### WHAT IS REQUIRED
The records below must be duplicated exactly, character for character.

+++ AVAILABLE RECORDS +++

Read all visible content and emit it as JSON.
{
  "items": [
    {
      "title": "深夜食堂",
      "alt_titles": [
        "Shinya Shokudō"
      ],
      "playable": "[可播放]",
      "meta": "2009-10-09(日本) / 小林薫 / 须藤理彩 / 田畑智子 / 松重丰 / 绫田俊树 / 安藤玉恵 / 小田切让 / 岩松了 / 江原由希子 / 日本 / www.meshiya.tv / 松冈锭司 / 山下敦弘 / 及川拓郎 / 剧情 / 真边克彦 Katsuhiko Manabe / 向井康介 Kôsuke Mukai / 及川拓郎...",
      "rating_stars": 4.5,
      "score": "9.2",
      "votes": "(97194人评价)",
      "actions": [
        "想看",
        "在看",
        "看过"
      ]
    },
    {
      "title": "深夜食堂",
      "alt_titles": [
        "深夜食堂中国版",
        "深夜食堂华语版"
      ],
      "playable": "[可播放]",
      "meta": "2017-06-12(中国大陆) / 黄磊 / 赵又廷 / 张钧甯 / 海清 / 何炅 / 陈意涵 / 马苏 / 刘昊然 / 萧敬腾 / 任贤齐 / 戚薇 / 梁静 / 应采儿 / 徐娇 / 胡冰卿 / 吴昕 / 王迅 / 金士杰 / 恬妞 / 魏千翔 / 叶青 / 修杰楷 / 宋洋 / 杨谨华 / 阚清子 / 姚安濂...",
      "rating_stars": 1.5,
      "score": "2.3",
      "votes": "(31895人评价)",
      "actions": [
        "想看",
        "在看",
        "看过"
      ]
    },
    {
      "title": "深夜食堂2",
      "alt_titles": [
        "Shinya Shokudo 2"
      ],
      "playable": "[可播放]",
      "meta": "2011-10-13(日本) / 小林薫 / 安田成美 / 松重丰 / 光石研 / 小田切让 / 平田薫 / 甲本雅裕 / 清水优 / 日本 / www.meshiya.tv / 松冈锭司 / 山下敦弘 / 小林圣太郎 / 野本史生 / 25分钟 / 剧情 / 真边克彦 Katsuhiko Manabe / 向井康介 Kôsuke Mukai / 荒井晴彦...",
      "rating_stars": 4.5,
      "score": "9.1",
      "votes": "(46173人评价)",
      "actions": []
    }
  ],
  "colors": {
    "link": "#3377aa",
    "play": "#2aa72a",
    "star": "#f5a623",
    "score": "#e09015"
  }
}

+++

### TASK RESULT
Read all visible content and emit it as JSON.
{
  "items": [
    {
      "title": "深夜食堂",
      "alt_titles": [
        "Shinya Shokudō"
      ],
      "playable": "[可播放]",
      "meta": "2009-10-09(日本) / 小林薫 / 须藤理彩 / 田畑智子 / 松重丰 / 绫田俊树 / 安藤玉恵 / 小田切让 / 岩松了 / 江原由希子 / 日本 / www.meshiya.tv / 松冈锭司 / 山下敦弘 / 及川拓郎 / 剧情 / 真边克彦 Katsuhiko Manabe / 向井康介 Kôsuke Mukai / 及川拓郎...",
      "rating_stars": 4.5,
      "score": "9.2",
      "votes": "(97194人评价)",
      "actions": [
        "想看",
        "在看",
        "看过"
      ]
    },
    {
      "title": "深夜食堂",
      "alt_titles": [
        "深夜食堂中国版",
        "深夜食堂华语版"
      ],
      "playable": "[可播放]",
      "meta": "2017-06-12(中国大陆) / 黄磊 / 赵又廷 / 张钧甯 / 海清 / 何炅 / 陈意涵 / 马苏 / 刘昊然 / 萧敬腾 / 任贤齐 / 戚薇 / 梁静 / 应采儿 / 徐娇 / 胡冰卿 / 吴昕 / 王迅 / 金士杰 / 恬妞 / 魏千翔 / 叶青 / 修杰楷 / 宋洋 / 杨谨华 / 阚清子 / 姚安濂...",
      "rating_stars": 1.5,
      "score": "2.3",
      "votes": "(31895人评价)",
      "actions": [
        "想看",
        "在看",
        "看过"
      ]
    },
    {
      "title": "深夜食堂2",
      "alt_titles": [
        "Shinya Shokudo 2"
      ],
      "playable": "[可播放]",
      "meta": "2011-10-13(日本) / 小林薫 / 安田成美 / 松重丰 / 光石研 / 小田切让 / 平田薫 / 甲本雅裕 / 清水优 / 日本 / www.meshiya.tv / 松冈锭司 / 山下敦弘 / 小林圣太郎 / 野本史生 / 25分钟 / 剧情 / 真边克彦 Katsuhiko Manabe / 向井康介 Kôsuke Mukai / 荒井晴彦...",
      "rating_stars": 4.5,
      "score": "9.1",
      "votes": "(46173人评价)",
      "actions": []
    }
  ],
  "colors": {
    "link": "#3377aa",
    "play": "#2aa72a",
    "star": "#f5a623",
    "score": "#e09015"
  }
}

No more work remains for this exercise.